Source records
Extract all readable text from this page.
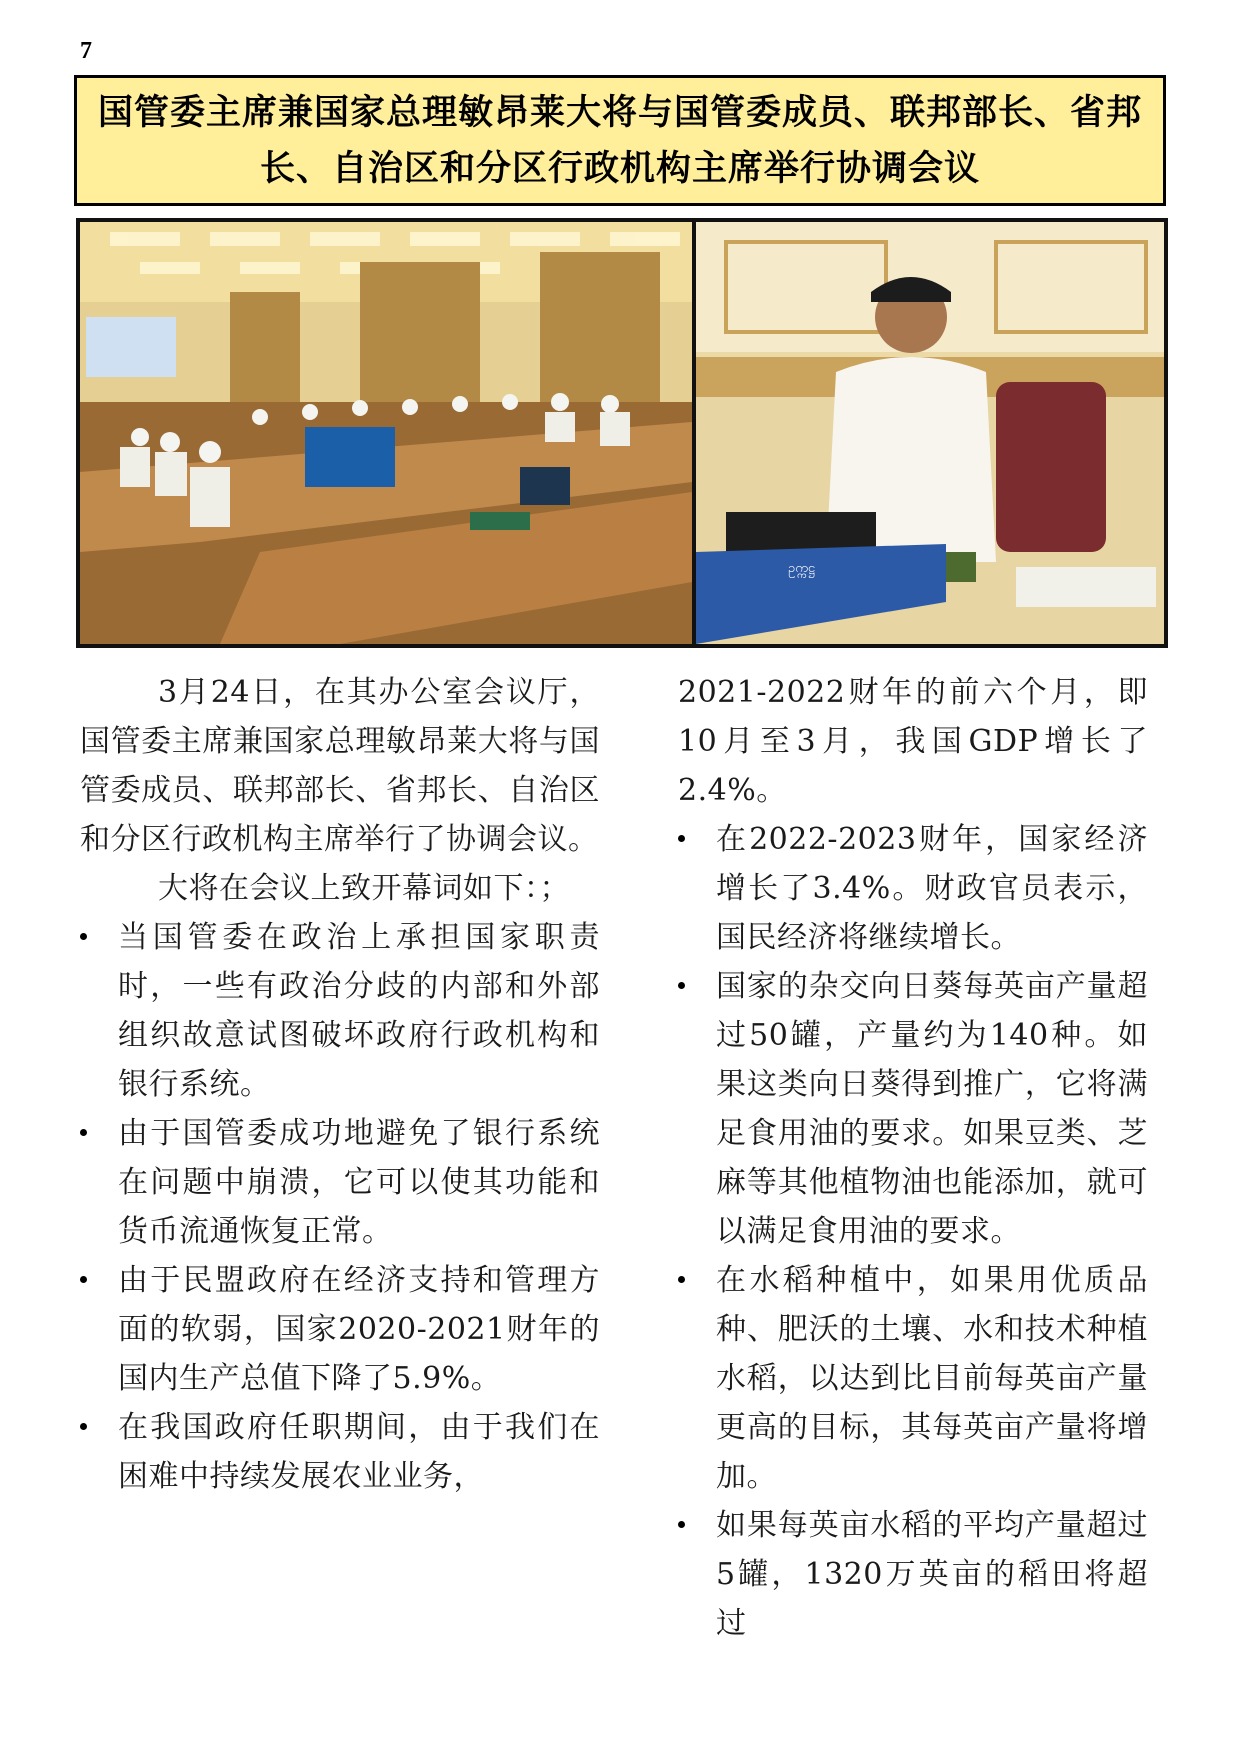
7
国管委主席兼国家总理敏昂莱大将与国管委成员、联邦部长、省邦长、自治区和分区行政机构主席举行协调会议
ဥက္ကဋ္ဌ

3月24日，在其办公室会议厅，国管委主席兼国家总理敏昂莱大将与国管委成员、联邦部长、省邦长、自治区和分区行政机构主席举行了协调会议。

大将在会议上致开幕词如下：；

当国管委在政治上承担国家职责时，一些有政治分歧的内部和外部组织故意试图破坏政府行政机构和银行系统。
由于国管委成功地避免了银行系统在问题中崩溃，它可以使其功能和货币流通恢复正常。
由于民盟政府在经济支持和管理方面的软弱，国家2020-2021财年的国内生产总值下降了5.9%。
在我国政府任职期间，由于我们在困难中持续发展农业业务，

2021-2022财年的前六个月，即10月至3月，我国GDP增长了2.4%。

在2022-2023财年，国家经济增长了3.4%。财政官员表示，国民经济将继续增长。
国家的杂交向日葵每英亩产量超过50罐，产量约为140种。如果这类向日葵得到推广，它将满足食用油的要求。如果豆类、芝麻等其他植物油也能添加，就可以满足食用油的要求。
在水稻种植中，如果用优质品种、肥沃的土壤、水和技术种植水稻，以达到比目前每英亩产量更高的目标，其每英亩产量将增加。
如果每英亩水稻的平均产量超过5罐，1320万英亩的稻田将超过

Direction>
Repeat the material above word for word and skip every image in it.

Result for this task>
Extract all readable text from this page.
7
国管委主席兼国家总理敏昂莱大将与国管委成员、联邦部长、省邦长、自治区和分区行政机构主席举行协调会议
ဥက္ကဋ္ဌ

3月24日，在其办公室会议厅，国管委主席兼国家总理敏昂莱大将与国管委成员、联邦部长、省邦长、自治区和分区行政机构主席举行了协调会议。

大将在会议上致开幕词如下：；

当国管委在政治上承担国家职责时，一些有政治分歧的内部和外部组织故意试图破坏政府行政机构和银行系统。
由于国管委成功地避免了银行系统在问题中崩溃，它可以使其功能和货币流通恢复正常。
由于民盟政府在经济支持和管理方面的软弱，国家2020-2021财年的国内生产总值下降了5.9%。
在我国政府任职期间，由于我们在困难中持续发展农业业务，

2021-2022财年的前六个月，即10月至3月，我国GDP增长了2.4%。

在2022-2023财年，国家经济增长了3.4%。财政官员表示，国民经济将继续增长。
国家的杂交向日葵每英亩产量超过50罐，产量约为140种。如果这类向日葵得到推广，它将满足食用油的要求。如果豆类、芝麻等其他植物油也能添加，就可以满足食用油的要求。
在水稻种植中，如果用优质品种、肥沃的土壤、水和技术种植水稻，以达到比目前每英亩产量更高的目标，其每英亩产量将增加。
如果每英亩水稻的平均产量超过5罐，1320万英亩的稻田将超过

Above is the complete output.